Find the lines of data that contain the string "name", then list them.

* Dataset rows:
-=-=-=-=-
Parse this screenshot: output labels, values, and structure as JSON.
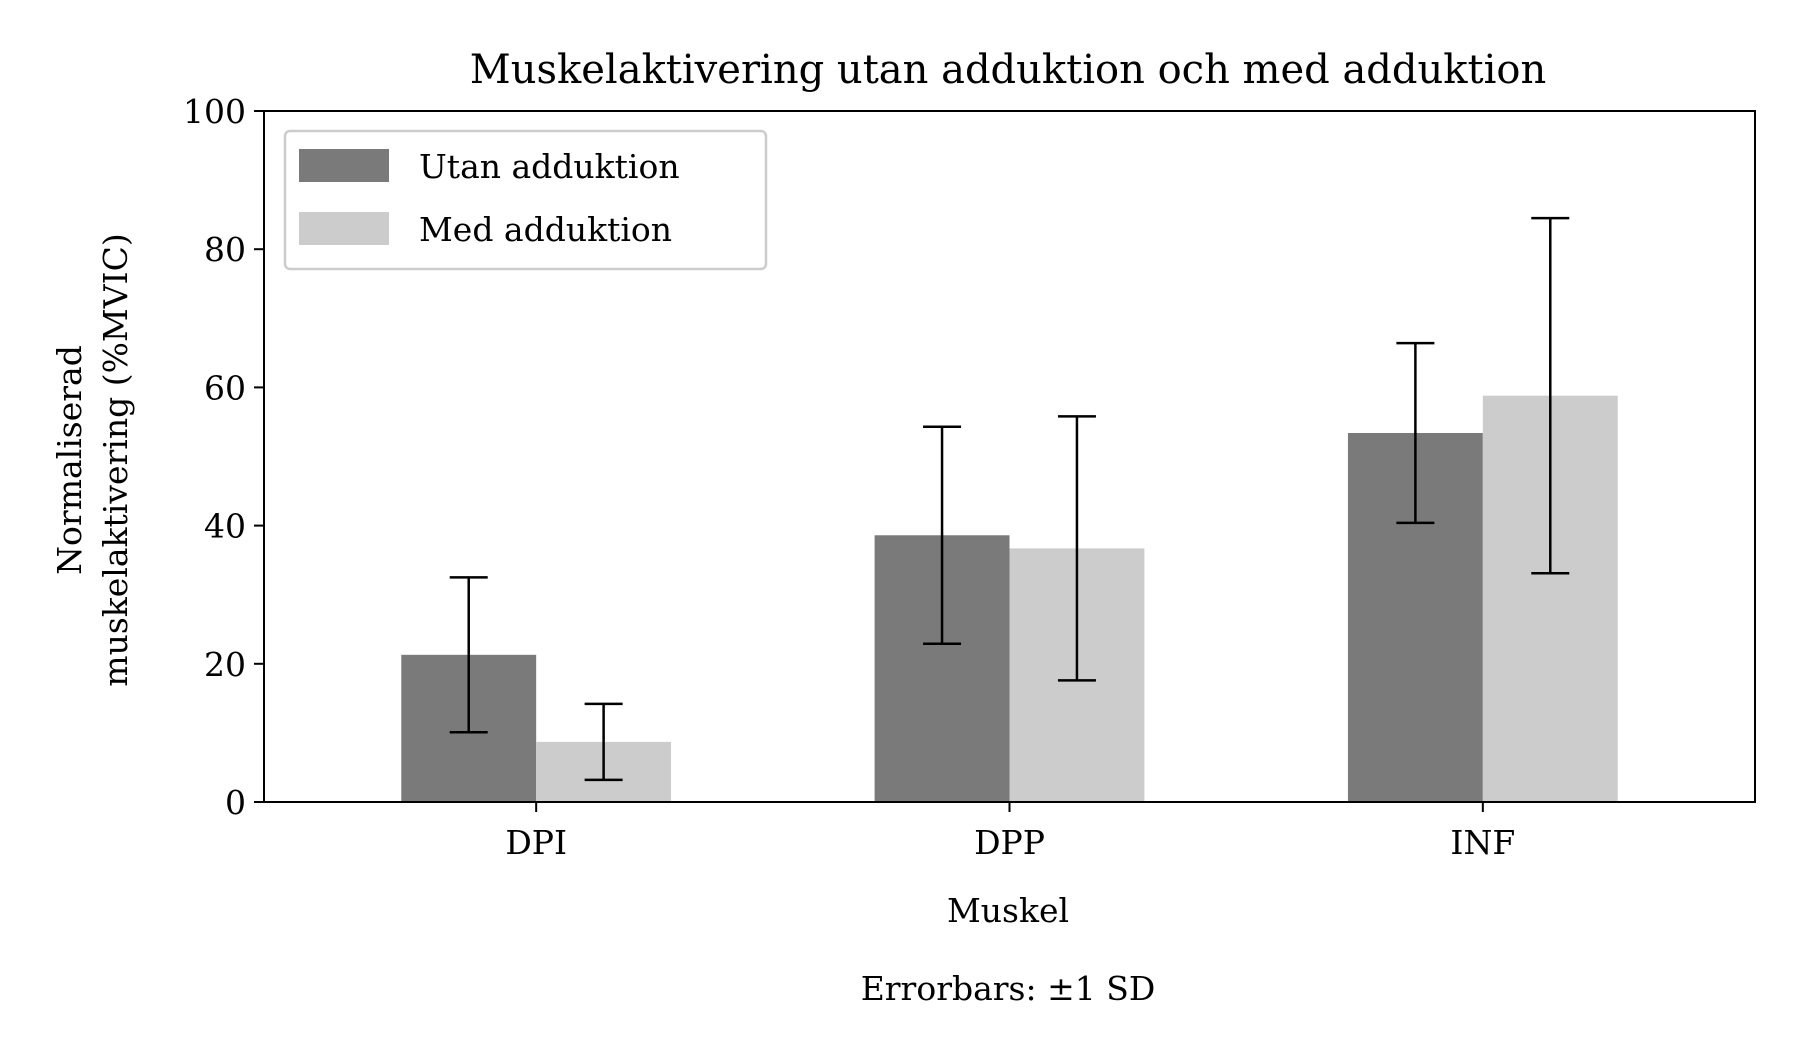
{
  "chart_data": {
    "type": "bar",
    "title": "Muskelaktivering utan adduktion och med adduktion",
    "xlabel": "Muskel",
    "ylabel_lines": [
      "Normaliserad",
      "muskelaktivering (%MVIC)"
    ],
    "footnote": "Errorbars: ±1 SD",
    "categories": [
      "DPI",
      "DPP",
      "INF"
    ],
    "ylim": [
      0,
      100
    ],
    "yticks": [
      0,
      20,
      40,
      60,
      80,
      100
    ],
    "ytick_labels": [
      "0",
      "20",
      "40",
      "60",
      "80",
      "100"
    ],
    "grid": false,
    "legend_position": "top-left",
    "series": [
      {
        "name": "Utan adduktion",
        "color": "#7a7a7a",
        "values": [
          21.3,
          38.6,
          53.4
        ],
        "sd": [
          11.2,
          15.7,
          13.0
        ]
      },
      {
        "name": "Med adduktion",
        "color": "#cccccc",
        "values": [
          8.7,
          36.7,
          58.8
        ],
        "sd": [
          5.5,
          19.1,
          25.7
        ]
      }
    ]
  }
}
-=-=-=-=-
* The solution:
        "name": "Utan adduktion",
        "name": "Med adduktion",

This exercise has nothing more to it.